Exercise description: Using the records below, please work out how many lines contain "badge"; answer with the number alone.

Source records:
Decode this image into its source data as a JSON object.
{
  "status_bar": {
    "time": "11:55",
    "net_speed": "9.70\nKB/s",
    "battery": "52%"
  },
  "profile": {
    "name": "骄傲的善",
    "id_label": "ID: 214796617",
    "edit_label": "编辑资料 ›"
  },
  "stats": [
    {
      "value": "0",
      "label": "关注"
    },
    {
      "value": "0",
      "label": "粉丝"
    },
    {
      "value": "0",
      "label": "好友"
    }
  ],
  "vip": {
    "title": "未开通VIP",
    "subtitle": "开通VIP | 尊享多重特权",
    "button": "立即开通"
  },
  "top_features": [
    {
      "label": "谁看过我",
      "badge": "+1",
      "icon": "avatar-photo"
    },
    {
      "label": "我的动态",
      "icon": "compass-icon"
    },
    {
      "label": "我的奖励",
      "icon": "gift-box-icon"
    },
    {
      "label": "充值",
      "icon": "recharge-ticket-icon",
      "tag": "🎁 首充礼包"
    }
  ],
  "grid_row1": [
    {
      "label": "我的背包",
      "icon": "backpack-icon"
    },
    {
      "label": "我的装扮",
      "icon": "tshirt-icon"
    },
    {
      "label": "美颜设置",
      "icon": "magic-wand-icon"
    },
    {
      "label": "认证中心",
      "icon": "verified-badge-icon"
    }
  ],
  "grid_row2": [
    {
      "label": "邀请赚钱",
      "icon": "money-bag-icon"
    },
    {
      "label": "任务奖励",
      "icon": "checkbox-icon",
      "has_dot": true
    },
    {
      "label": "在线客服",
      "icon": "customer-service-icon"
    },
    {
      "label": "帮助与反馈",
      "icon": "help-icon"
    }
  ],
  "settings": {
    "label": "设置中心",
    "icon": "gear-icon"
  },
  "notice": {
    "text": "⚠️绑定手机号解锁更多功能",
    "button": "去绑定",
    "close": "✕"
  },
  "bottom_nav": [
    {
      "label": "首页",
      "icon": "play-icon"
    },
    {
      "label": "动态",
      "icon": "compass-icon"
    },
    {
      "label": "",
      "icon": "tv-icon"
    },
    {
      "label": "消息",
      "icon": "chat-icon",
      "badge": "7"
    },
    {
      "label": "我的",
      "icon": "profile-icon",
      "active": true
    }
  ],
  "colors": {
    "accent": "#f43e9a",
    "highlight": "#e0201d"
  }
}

Result for this exercise: 3